What this task involves
Gather from the listing below each line that includes the word "type", and copy it.

## start

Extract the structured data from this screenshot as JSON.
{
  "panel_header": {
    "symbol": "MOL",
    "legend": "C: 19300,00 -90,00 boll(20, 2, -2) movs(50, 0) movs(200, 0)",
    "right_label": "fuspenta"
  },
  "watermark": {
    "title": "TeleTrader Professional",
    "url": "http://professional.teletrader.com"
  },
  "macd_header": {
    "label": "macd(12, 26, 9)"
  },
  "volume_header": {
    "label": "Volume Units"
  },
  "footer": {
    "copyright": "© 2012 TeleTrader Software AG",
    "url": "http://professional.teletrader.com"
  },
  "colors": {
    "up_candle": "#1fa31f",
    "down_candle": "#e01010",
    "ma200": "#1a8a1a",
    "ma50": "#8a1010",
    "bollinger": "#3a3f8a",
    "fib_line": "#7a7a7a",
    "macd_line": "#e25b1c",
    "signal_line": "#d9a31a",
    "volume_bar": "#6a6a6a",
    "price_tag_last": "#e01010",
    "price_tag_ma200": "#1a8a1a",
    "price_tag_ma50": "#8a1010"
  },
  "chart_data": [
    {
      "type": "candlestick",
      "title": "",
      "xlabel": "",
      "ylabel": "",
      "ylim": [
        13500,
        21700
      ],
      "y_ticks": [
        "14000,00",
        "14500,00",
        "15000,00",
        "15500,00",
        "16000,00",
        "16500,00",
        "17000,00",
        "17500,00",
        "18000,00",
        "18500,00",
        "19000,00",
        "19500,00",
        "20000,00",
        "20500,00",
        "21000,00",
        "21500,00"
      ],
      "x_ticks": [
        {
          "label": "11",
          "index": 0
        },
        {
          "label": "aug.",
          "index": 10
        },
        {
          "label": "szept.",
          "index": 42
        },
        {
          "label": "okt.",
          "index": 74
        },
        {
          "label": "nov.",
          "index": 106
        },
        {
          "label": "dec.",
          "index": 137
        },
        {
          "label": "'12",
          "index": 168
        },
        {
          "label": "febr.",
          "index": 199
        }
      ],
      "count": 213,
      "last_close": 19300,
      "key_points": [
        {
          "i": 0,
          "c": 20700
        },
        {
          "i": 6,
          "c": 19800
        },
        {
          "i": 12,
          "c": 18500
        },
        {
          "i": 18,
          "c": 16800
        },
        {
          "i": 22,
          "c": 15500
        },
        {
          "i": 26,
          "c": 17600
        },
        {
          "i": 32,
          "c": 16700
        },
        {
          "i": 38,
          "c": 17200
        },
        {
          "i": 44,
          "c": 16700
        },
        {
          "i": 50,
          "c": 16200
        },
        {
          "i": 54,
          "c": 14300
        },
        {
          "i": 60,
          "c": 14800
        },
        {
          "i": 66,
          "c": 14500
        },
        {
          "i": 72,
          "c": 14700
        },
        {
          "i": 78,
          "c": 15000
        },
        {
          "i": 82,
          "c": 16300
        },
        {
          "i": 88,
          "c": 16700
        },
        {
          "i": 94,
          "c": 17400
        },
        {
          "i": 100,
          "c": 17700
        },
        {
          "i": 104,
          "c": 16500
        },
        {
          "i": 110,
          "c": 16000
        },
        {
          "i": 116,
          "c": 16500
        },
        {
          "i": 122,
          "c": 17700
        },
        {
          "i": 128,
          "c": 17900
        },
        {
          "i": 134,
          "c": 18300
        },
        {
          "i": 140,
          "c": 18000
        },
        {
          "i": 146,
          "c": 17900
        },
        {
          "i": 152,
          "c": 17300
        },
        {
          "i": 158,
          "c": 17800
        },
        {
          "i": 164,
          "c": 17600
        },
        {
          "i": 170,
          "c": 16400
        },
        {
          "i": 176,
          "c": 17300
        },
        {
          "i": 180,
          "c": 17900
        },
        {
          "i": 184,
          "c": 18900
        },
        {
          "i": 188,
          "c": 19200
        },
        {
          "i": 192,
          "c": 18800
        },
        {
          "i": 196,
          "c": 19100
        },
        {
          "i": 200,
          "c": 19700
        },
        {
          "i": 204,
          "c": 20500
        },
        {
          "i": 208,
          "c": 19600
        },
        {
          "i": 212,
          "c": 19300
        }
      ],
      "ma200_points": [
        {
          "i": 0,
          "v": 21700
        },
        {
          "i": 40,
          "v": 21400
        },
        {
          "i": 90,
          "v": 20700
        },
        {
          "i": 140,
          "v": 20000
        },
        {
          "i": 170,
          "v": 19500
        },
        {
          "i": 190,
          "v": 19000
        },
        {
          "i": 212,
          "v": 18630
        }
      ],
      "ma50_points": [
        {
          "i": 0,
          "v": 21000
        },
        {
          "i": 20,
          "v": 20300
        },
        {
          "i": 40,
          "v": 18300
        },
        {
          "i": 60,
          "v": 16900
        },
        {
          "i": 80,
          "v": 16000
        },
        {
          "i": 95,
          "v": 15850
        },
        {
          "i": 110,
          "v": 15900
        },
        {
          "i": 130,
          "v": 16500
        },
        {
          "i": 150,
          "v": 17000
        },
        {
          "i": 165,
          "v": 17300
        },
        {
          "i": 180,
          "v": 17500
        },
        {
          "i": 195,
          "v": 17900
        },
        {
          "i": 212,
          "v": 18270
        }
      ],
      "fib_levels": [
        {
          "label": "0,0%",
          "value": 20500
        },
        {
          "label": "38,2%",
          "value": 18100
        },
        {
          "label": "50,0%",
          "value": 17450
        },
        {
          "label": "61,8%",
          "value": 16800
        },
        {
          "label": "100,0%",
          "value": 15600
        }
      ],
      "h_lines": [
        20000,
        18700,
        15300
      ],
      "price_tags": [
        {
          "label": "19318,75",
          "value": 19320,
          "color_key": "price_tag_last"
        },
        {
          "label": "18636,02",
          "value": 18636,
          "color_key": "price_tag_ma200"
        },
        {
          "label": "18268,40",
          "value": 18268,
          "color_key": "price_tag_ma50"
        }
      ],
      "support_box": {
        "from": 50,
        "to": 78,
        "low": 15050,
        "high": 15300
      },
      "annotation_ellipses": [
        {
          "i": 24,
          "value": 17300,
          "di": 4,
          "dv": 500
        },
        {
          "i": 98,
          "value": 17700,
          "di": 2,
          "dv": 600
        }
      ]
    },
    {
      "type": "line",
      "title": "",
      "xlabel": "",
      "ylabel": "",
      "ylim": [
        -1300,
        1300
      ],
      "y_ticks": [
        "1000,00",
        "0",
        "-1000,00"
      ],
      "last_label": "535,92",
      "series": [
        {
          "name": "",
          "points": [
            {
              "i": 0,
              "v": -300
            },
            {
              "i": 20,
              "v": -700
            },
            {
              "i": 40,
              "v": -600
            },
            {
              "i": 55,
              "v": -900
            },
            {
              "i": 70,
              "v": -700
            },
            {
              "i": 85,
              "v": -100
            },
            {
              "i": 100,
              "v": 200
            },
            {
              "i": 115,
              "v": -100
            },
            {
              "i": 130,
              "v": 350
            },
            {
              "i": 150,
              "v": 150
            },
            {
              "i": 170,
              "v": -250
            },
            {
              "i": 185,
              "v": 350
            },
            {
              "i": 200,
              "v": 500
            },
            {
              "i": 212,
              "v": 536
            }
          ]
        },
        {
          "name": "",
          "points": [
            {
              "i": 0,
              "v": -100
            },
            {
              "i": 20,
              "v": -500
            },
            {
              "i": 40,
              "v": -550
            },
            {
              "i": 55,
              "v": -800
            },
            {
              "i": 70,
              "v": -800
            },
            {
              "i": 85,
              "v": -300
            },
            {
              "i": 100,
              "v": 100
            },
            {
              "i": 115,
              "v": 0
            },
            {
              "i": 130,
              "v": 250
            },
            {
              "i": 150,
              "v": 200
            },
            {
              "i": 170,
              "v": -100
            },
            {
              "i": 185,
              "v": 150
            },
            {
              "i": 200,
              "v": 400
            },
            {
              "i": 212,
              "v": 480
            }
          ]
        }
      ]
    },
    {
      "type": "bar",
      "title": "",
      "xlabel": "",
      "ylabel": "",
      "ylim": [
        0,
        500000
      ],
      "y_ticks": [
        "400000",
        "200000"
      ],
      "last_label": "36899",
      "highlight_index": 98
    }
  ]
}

## end

Solution to the exercise
      "type": "candlestick",
      "type": "line",
      "type": "bar",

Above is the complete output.